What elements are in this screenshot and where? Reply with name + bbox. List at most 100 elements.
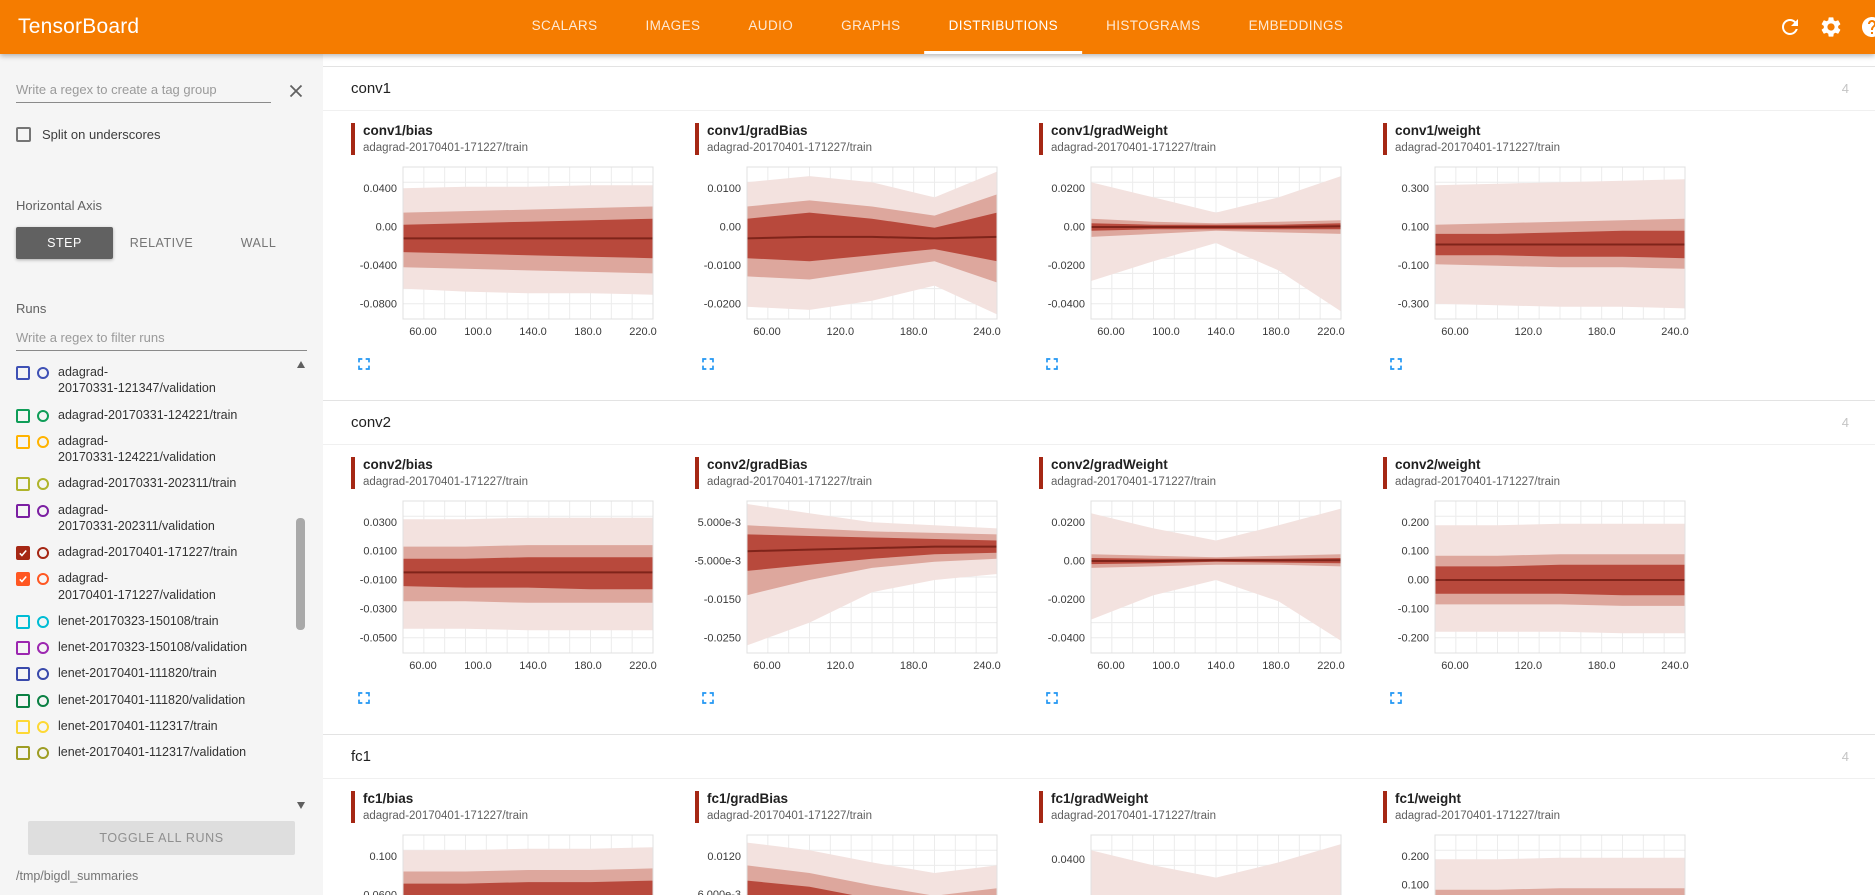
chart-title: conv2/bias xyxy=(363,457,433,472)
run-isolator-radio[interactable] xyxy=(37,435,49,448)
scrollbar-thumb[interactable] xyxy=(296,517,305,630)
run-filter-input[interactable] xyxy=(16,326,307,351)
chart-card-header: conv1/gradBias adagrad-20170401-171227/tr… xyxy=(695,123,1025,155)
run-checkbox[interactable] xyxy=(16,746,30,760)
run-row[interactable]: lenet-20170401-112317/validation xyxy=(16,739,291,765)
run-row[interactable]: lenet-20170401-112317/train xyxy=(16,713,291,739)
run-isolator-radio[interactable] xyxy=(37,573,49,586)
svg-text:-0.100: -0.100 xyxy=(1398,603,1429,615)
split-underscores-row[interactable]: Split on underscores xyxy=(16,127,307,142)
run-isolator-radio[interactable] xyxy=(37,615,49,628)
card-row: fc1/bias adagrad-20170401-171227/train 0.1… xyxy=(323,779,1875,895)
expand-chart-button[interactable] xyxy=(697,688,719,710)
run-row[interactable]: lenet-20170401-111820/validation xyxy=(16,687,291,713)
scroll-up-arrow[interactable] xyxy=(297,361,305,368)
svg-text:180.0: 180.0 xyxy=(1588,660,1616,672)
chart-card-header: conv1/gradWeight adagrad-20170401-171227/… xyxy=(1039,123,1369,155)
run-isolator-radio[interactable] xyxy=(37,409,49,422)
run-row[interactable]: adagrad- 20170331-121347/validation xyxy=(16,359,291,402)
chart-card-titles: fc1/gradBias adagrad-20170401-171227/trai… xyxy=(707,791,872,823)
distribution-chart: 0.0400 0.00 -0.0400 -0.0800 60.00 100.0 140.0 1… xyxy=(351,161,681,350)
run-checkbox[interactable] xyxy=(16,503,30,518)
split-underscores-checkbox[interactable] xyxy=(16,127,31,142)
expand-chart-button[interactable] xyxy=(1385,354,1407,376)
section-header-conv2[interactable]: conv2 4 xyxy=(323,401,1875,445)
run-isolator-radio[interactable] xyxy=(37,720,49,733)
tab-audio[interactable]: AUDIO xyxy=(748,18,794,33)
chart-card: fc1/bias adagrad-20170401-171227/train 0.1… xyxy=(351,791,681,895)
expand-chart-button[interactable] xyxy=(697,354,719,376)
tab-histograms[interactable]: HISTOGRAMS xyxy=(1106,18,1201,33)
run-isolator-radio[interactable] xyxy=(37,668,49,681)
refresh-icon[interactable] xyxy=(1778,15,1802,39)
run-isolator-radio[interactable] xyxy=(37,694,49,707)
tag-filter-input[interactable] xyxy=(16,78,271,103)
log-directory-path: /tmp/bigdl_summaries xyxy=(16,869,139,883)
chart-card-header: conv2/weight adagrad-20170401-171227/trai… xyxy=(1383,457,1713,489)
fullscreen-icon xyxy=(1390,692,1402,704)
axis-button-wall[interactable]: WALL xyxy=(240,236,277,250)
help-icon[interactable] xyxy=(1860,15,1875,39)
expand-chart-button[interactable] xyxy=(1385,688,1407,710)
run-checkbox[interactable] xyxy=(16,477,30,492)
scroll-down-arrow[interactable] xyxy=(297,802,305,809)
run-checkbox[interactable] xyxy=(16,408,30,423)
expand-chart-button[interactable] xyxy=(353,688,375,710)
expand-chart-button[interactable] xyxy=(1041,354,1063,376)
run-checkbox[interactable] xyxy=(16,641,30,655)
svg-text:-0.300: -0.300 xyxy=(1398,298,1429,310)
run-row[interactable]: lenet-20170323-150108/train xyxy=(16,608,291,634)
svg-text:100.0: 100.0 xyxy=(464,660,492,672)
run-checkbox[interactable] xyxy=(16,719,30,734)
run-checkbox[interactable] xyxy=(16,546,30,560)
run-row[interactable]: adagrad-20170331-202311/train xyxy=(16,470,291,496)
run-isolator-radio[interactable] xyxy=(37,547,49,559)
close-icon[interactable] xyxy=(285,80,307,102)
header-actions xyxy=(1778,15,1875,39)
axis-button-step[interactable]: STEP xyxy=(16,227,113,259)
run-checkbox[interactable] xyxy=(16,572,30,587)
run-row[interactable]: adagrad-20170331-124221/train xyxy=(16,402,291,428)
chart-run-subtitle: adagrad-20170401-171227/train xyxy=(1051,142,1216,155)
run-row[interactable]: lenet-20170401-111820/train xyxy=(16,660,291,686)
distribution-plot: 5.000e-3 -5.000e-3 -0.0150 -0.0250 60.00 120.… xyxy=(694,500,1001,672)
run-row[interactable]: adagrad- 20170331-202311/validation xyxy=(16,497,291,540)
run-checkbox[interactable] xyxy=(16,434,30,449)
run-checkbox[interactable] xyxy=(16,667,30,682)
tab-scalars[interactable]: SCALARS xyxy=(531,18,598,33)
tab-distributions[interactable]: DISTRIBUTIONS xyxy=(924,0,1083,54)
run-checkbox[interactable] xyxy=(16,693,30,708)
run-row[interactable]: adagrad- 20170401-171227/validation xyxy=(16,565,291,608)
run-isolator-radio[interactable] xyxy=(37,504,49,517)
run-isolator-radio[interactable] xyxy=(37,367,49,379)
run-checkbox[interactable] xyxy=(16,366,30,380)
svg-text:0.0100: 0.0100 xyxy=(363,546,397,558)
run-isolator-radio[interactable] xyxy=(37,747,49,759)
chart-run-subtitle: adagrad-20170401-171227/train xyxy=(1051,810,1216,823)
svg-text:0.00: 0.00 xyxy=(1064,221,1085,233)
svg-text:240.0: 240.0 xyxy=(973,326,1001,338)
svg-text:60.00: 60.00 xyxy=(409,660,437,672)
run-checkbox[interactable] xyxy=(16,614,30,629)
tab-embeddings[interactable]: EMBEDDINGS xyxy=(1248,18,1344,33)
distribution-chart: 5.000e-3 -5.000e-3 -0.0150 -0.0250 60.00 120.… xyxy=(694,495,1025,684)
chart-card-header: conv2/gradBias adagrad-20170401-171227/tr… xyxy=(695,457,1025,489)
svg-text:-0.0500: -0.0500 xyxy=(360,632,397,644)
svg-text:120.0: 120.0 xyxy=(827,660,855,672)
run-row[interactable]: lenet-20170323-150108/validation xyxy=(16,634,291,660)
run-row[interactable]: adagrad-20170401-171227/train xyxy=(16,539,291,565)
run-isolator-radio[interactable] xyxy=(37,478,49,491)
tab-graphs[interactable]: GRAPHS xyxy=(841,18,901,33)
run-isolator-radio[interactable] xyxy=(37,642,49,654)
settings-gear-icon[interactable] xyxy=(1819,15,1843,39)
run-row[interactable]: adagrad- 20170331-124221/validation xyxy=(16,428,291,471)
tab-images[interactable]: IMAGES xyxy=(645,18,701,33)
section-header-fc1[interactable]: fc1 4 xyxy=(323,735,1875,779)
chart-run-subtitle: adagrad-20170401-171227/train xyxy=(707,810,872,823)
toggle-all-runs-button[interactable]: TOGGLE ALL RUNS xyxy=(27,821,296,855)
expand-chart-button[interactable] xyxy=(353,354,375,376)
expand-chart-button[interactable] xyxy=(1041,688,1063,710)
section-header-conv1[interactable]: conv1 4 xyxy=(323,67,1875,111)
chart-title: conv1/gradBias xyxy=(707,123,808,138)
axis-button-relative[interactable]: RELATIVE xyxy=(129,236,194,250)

◇ ◇ ◇ ◇ ◇

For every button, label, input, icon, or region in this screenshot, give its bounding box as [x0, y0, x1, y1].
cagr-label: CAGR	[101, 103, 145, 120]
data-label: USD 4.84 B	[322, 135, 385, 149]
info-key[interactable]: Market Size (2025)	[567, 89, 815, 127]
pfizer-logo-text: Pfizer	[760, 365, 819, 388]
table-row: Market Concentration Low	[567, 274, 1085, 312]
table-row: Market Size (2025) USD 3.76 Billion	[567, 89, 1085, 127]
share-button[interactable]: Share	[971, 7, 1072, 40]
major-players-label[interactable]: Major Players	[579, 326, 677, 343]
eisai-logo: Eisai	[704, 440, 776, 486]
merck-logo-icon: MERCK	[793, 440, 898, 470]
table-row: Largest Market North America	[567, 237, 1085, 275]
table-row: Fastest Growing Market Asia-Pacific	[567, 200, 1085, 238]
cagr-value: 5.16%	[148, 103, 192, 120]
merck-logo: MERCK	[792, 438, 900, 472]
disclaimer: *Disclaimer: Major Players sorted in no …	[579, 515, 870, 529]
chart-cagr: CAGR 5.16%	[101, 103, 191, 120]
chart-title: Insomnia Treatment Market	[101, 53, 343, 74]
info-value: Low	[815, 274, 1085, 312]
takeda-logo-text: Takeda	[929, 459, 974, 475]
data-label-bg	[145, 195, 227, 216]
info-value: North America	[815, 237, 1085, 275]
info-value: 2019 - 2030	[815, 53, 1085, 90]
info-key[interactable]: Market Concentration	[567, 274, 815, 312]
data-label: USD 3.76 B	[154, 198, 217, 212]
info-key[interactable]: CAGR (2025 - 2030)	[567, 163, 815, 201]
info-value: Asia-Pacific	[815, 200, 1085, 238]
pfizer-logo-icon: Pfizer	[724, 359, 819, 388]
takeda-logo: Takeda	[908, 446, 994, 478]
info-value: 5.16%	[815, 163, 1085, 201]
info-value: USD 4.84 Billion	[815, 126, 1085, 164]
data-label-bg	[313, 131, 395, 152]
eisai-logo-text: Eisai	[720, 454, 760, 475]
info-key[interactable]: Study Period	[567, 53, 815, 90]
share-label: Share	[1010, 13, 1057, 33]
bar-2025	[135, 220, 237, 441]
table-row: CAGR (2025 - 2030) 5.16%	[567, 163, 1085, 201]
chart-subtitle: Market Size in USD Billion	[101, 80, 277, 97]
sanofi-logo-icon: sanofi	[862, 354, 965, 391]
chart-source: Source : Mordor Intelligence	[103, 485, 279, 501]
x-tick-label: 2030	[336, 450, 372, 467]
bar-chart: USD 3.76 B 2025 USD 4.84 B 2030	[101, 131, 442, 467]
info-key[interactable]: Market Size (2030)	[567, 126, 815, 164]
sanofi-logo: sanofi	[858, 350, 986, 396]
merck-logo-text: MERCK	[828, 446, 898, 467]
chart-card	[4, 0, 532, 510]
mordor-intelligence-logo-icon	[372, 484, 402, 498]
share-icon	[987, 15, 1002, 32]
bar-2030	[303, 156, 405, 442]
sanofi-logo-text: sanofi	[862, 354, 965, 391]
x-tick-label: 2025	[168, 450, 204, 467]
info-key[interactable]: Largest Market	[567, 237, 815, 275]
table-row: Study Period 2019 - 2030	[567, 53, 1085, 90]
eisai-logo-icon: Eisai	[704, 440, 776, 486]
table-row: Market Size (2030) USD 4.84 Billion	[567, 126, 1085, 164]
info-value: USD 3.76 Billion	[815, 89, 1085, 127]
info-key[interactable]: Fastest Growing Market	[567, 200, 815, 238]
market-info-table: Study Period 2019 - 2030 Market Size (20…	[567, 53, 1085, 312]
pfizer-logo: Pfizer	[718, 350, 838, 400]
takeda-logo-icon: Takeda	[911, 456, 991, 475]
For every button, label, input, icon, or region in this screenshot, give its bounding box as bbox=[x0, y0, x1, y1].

◇ ◇ ◇ ◇ ◇

• Goal
Reproduce word for word the part of the data that opens with the line containing "chart-title: conv2/bias xyxy=(363,457,433,472)" and closes with the line containing "split-underscores-row[interactable]: Split on", including both of those lines.

• Response to this task
chart-title: conv2/bias xyxy=(363,457,433,472)
run-isolator-radio[interactable] xyxy=(37,435,49,448)
scrollbar-thumb[interactable] xyxy=(296,517,305,630)
run-filter-input[interactable] xyxy=(16,326,307,351)
chart-card-header: conv1/gradBias adagrad-20170401-171227/tr… xyxy=(695,123,1025,155)
run-checkbox[interactable] xyxy=(16,746,30,760)
run-row[interactable]: lenet-20170401-112317/validation xyxy=(16,739,291,765)
run-row[interactable]: lenet-20170401-112317/train xyxy=(16,713,291,739)
run-isolator-radio[interactable] xyxy=(37,573,49,586)
svg-text:-0.100: -0.100 xyxy=(1398,603,1429,615)
split-underscores-row[interactable]: Split on underscores xyxy=(16,127,307,142)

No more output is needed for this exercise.